→ What to produce:
Write the number of lines holding the word "frischen", and nothing else.

Dataset rows:

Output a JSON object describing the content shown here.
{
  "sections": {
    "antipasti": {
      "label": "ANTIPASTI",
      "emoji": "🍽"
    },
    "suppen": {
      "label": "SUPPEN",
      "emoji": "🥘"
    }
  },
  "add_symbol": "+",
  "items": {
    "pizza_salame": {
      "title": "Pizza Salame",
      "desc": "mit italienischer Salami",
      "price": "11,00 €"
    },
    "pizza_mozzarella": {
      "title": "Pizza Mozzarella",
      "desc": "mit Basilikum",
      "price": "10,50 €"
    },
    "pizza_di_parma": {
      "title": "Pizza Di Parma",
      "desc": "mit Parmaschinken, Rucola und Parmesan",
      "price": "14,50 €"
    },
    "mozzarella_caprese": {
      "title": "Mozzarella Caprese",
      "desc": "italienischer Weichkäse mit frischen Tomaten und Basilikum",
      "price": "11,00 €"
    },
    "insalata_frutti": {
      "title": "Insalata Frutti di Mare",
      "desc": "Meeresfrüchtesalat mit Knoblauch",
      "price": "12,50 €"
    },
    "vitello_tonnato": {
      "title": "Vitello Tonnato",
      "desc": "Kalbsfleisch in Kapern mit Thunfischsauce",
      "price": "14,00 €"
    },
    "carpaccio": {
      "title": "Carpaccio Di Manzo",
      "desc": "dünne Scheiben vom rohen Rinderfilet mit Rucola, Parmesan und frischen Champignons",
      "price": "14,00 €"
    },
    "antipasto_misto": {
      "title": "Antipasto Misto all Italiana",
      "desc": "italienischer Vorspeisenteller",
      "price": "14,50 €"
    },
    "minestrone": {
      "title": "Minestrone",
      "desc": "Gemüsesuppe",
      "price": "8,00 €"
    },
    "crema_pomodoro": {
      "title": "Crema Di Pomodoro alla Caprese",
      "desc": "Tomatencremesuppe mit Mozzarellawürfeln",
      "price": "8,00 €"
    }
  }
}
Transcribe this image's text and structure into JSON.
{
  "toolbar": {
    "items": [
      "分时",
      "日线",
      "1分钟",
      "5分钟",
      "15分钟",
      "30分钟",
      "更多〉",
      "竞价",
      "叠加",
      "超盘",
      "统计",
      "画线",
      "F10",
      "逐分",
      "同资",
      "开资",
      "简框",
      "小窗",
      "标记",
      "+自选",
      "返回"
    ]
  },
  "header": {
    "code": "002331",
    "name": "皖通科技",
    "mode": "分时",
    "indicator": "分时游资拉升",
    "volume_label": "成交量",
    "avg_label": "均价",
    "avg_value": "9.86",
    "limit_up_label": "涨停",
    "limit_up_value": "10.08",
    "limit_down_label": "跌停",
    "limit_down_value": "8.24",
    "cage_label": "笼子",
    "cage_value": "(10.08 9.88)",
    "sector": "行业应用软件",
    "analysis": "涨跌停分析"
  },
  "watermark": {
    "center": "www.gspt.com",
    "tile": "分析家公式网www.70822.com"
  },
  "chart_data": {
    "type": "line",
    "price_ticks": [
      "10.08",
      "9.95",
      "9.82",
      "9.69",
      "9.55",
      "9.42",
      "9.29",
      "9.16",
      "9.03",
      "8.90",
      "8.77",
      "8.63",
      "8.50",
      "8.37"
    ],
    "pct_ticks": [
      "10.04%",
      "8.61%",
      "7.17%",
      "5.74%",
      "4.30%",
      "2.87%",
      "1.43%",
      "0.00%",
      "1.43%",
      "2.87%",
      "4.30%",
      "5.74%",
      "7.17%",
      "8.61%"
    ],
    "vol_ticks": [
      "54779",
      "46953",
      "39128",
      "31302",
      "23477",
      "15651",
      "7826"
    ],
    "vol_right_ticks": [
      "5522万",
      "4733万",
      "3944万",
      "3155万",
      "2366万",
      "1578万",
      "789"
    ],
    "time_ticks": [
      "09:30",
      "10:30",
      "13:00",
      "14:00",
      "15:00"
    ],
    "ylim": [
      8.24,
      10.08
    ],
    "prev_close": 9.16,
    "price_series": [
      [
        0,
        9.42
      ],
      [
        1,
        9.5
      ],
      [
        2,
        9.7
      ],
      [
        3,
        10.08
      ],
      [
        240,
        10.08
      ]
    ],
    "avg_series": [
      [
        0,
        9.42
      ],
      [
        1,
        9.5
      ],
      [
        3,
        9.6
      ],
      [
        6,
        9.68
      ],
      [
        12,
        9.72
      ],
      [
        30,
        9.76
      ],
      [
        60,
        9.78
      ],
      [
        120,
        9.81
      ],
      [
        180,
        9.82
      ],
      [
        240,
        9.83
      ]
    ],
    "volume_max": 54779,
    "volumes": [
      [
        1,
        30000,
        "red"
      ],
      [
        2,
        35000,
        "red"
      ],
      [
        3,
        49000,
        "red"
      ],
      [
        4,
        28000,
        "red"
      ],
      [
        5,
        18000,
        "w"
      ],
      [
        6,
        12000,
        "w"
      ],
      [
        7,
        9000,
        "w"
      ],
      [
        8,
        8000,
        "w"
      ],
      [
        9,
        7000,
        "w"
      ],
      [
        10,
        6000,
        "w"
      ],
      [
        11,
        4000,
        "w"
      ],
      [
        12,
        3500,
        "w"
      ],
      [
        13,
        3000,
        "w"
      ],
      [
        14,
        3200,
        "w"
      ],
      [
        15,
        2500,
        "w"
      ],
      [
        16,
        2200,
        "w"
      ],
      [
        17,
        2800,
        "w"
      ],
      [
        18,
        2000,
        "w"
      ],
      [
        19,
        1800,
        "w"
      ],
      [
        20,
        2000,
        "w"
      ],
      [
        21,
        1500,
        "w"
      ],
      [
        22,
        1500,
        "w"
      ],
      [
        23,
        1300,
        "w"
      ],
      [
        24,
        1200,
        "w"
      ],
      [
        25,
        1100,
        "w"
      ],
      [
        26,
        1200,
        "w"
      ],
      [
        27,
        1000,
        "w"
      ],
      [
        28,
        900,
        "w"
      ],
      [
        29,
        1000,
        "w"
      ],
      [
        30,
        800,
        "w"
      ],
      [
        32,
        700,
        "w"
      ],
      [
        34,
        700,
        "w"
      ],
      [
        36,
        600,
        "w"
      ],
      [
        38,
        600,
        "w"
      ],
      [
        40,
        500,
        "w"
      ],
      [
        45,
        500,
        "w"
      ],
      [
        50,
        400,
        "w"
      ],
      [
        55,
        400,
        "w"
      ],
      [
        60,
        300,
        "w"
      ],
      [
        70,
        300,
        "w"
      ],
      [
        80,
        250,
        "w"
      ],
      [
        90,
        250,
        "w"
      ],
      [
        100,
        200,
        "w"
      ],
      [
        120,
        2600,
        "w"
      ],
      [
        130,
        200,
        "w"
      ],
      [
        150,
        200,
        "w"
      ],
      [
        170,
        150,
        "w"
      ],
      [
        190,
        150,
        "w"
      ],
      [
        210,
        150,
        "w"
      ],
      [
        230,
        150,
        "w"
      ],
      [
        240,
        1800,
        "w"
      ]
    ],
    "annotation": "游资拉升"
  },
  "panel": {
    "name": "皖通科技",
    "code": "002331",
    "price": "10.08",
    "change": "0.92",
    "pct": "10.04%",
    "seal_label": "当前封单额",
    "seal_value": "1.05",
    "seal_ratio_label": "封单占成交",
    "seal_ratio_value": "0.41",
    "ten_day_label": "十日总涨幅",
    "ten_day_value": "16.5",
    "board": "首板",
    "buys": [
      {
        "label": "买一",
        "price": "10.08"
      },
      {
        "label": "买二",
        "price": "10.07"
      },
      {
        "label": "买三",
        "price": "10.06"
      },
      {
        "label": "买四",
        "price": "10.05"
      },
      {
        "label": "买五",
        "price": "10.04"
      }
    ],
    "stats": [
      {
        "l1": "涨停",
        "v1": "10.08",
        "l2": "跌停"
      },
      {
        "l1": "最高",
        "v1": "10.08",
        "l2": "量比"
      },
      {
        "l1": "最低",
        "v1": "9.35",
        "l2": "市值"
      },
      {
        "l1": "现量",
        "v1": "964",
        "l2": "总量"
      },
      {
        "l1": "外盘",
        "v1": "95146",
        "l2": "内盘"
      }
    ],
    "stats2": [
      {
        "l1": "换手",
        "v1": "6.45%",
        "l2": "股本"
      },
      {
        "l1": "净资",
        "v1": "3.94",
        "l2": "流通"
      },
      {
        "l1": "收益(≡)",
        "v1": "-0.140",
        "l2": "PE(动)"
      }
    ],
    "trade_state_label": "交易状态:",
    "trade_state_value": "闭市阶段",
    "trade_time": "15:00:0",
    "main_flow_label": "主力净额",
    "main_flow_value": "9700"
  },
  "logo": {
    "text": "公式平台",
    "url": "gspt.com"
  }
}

→ Full response:
2